Text shown:
The most sensitive element is the identity of an organisation, which includes its mission and behavioral code. The risk-taking factor in a company can be a good indicator to the levels of ToMo. This is not saying the more risk you take on the more motivation you will have. It’s boils down to; do team members feel they can and what happens if its goes wrong? Is the failure seen as an obstacle to overcome, a way to improve on processes, or as stepping out of line?
An example would be Medtronic. They allow their engineers and technicians to see the medical devices they’ve made in action. They can see the purpose of their work. Michelle Blieberghe (Chief Talent Officer at UCB Pharmaceuticals) says he’s:
recently started inviting patients to executive meetings, so the people making decisions can see how their work makes a difference.
It also works the other way around too. If their work has effected someone in an unseen manner they are able to hear first hand how to improve their processes. The fear of failure is removed from the businesses as their team is focused on constantly improving, not making mistakes.
3) What is culture worth?

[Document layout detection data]
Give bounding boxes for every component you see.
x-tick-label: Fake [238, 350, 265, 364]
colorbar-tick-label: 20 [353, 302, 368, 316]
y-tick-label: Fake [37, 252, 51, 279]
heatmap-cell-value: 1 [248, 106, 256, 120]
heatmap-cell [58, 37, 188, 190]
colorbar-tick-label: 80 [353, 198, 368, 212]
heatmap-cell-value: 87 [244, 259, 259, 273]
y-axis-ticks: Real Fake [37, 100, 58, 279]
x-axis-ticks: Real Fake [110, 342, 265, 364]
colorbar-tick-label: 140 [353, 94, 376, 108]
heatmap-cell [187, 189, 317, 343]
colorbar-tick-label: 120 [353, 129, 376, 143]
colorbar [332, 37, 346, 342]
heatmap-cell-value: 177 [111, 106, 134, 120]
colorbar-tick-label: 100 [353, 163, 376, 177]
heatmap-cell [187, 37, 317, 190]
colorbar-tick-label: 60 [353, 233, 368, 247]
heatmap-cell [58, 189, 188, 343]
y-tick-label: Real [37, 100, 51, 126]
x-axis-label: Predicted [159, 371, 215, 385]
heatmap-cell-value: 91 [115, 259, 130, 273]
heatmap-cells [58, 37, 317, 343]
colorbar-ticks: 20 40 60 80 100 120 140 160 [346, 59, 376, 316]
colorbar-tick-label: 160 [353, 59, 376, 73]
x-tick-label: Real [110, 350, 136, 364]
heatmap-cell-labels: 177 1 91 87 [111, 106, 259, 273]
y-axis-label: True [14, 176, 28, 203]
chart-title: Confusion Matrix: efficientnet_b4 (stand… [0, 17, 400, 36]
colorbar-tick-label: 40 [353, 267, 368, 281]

Directions:
(A) In the text on team motivation, rewrite the passage between "An example would" and "not making mistakes.", inclusive, substituting "customers" for "patients".
(B) According to the text on team motivation, what does Medtronic allow its engineers and technicians to do?
(C) List every way the text on team motivation says a failure might be seen.

Results by task:
(A)
An example would be Medtronic. They allow their engineers and technicians to see the medical devices they’ve made in action. They can see the purpose of their work. Michelle Blieberghe (Chief Talent Officer at UCB Pharmaceuticals) says he’s:
recently started inviting customers to executive meetings, so the people making decisions can see how their work makes a difference.
It also works the other way around too. If their work has effected someone in an unseen manner they are able to hear first hand how to improve their processes. The fear of failure is removed from the businesses as their team is focused on constantly improving, not making mistakes.

(B) See the medical devices they've made in action.

(C)
- As an obstacle to overcome
- As a way to improve on processes
- As stepping out of line